Provided data:

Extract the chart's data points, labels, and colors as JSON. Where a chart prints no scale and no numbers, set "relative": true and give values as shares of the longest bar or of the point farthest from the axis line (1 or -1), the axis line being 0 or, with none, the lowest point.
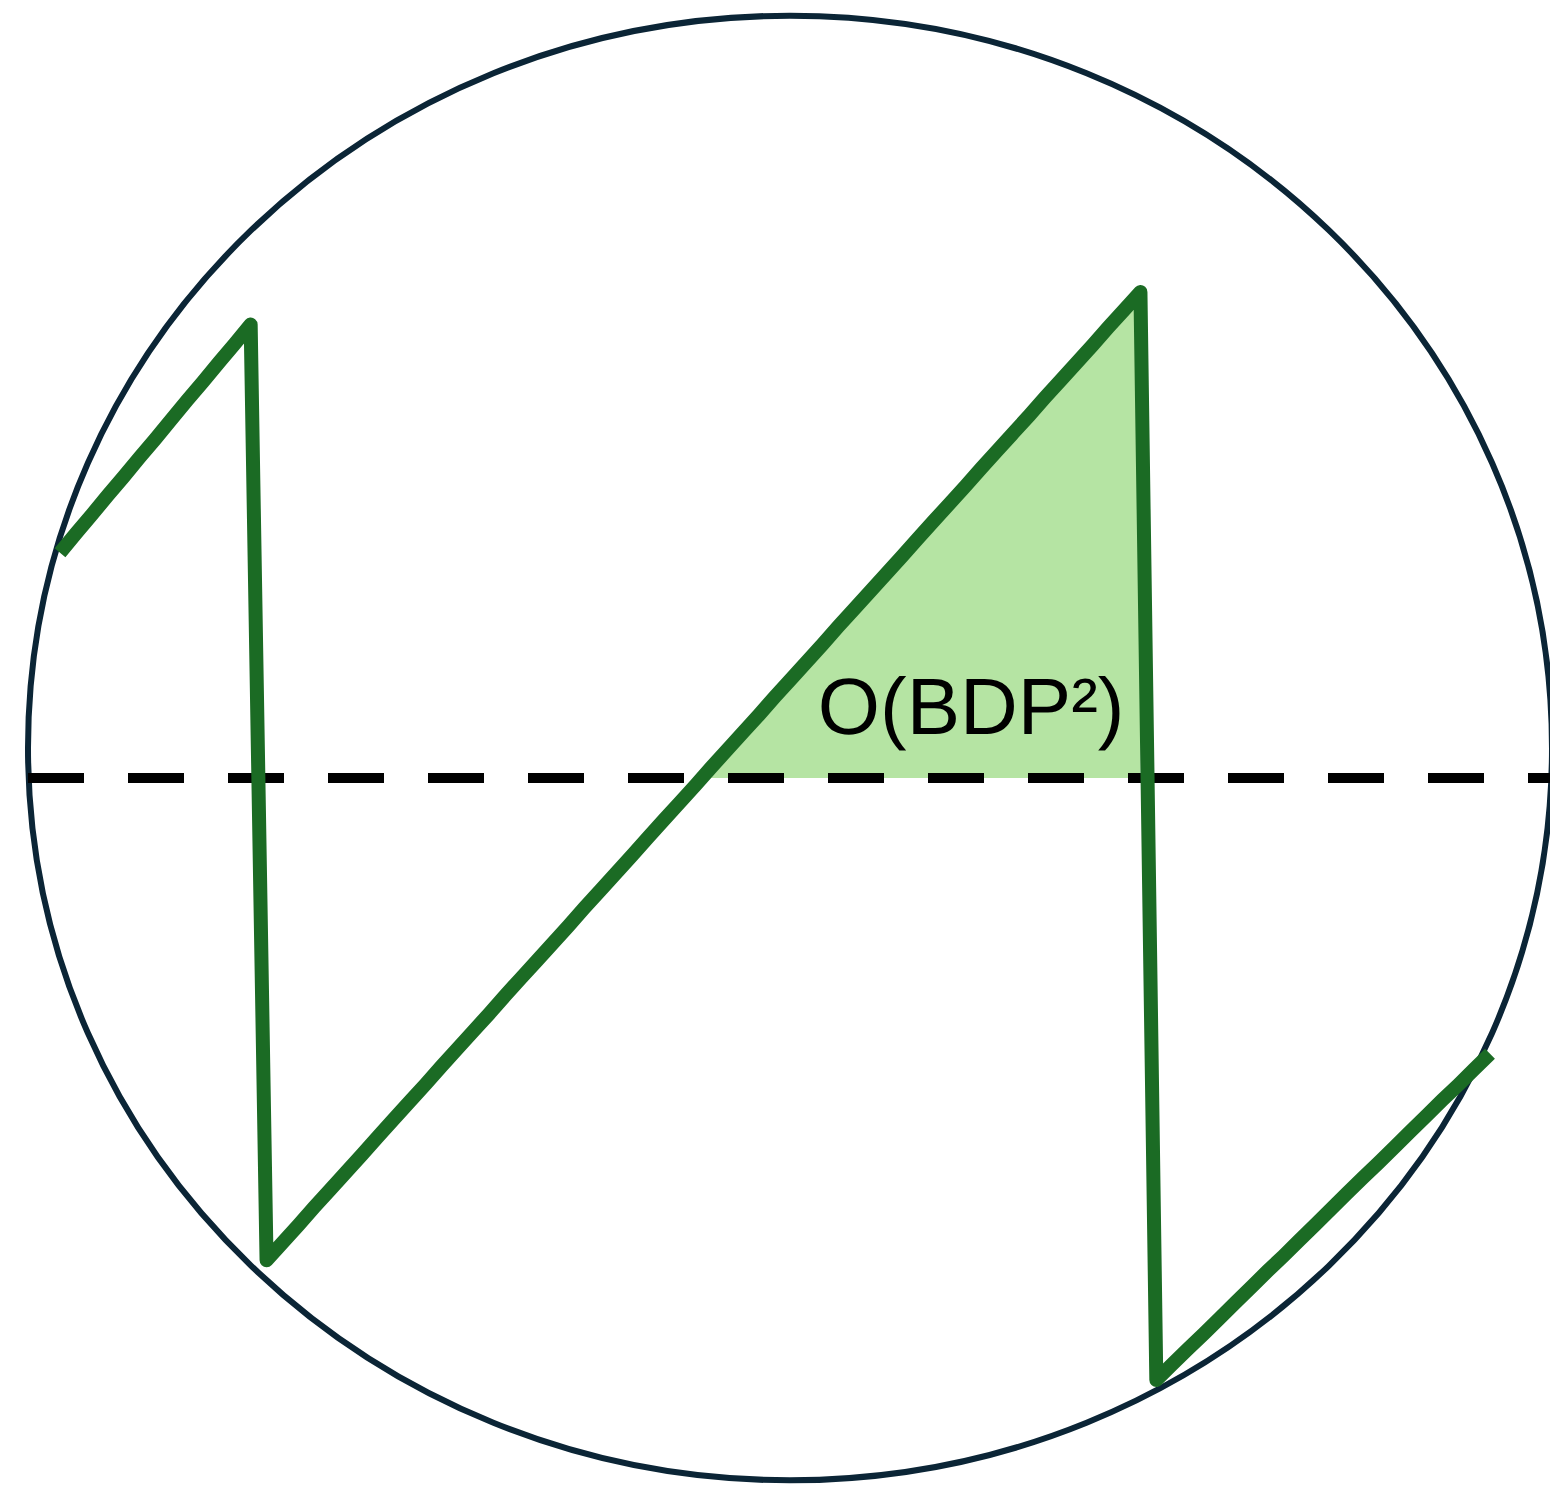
{
  "chart_data": {
    "type": "line",
    "relative": true,
    "categories": [
      null,
      null,
      null,
      null,
      null,
      null,
      null,
      null,
      null,
      null,
      null,
      null,
      null,
      null,
      null,
      null,
      null,
      null,
      null,
      null,
      null,
      null,
      null,
      null,
      null,
      null,
      null,
      null,
      null,
      null,
      null,
      null,
      null,
      null,
      null,
      null,
      null,
      null,
      null,
      null,
      null,
      null,
      null,
      null,
      null,
      null,
      null,
      null,
      null,
      null,
      null,
      null,
      null,
      null,
      null,
      null,
      null,
      null,
      null,
      null,
      null,
      null,
      null,
      null,
      null,
      null,
      null,
      null,
      null,
      null,
      null,
      null,
      null,
      null,
      null,
      null,
      null,
      null,
      null,
      null,
      null,
      null,
      null,
      null,
      null,
      null,
      null,
      null,
      null,
      null,
      null
    ],
    "series": [
      {
        "type": "line",
        "color": "#1b6b24",
        "values": [
          0.374,
          0.406,
          0.437,
          0.469,
          0.5,
          0.532,
          0.563,
          0.595,
          0.627,
          0.658,
          0.69,
          0.721,
          0.753,
          -0.801,
          -0.772,
          -0.743,
          -0.713,
          -0.684,
          -0.655,
          -0.626,
          -0.596,
          -0.567,
          -0.538,
          -0.509,
          -0.479,
          -0.45,
          -0.421,
          -0.392,
          -0.362,
          -0.333,
          -0.304,
          -0.275,
          -0.246,
          -0.216,
          -0.187,
          -0.158,
          -0.129,
          -0.099,
          -0.07,
          -0.041,
          -0.012,
          0.018,
          0.047,
          0.076,
          0.105,
          0.135,
          0.164,
          0.193,
          0.222,
          0.252,
          0.281,
          0.31,
          0.339,
          0.368,
          0.398,
          0.427,
          0.456,
          0.485,
          0.515,
          0.544,
          0.573,
          0.602,
          0.632,
          0.661,
          0.69,
          0.719,
          0.749,
          0.778,
          0.807,
          -1.0,
          -0.974,
          -0.948,
          -0.923,
          -0.897,
          -0.871,
          -0.845,
          -0.819,
          -0.794,
          -0.768,
          -0.742,
          -0.716,
          -0.69,
          -0.664,
          -0.639,
          -0.613,
          -0.587,
          -0.561,
          -0.535,
          -0.51,
          -0.484,
          -0.458
        ]
      },
      {
        "type": "area",
        "color": "#b5e4a3",
        "values": [
          null,
          null,
          null,
          null,
          null,
          null,
          null,
          null,
          null,
          null,
          null,
          null,
          null,
          null,
          null,
          null,
          null,
          null,
          null,
          null,
          null,
          null,
          null,
          null,
          null,
          null,
          null,
          null,
          null,
          null,
          null,
          null,
          null,
          null,
          null,
          null,
          null,
          null,
          null,
          null,
          null,
          0.018,
          0.047,
          0.076,
          0.105,
          0.135,
          0.164,
          0.193,
          0.222,
          0.252,
          0.281,
          0.31,
          0.339,
          0.368,
          0.398,
          0.427,
          0.456,
          0.485,
          0.515,
          0.544,
          0.573,
          0.602,
          0.632,
          0.661,
          0.69,
          0.719,
          0.749,
          0.778,
          0.807,
          null,
          null,
          null,
          null,
          null,
          null,
          null,
          null,
          null,
          null,
          null,
          null,
          null,
          null,
          null,
          null,
          null,
          null,
          null,
          null,
          null,
          null
        ]
      }
    ],
    "ref_lines": [
      {
        "axis": "y",
        "value": 0,
        "line_style": "dashed",
        "color": "#000000"
      }
    ],
    "annotations": [
      "O(BDP²)"
    ]
  }
}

Problem description:
Report the number of lines in the entries above that include the word "true" and add nothing to it.

Complete response:
2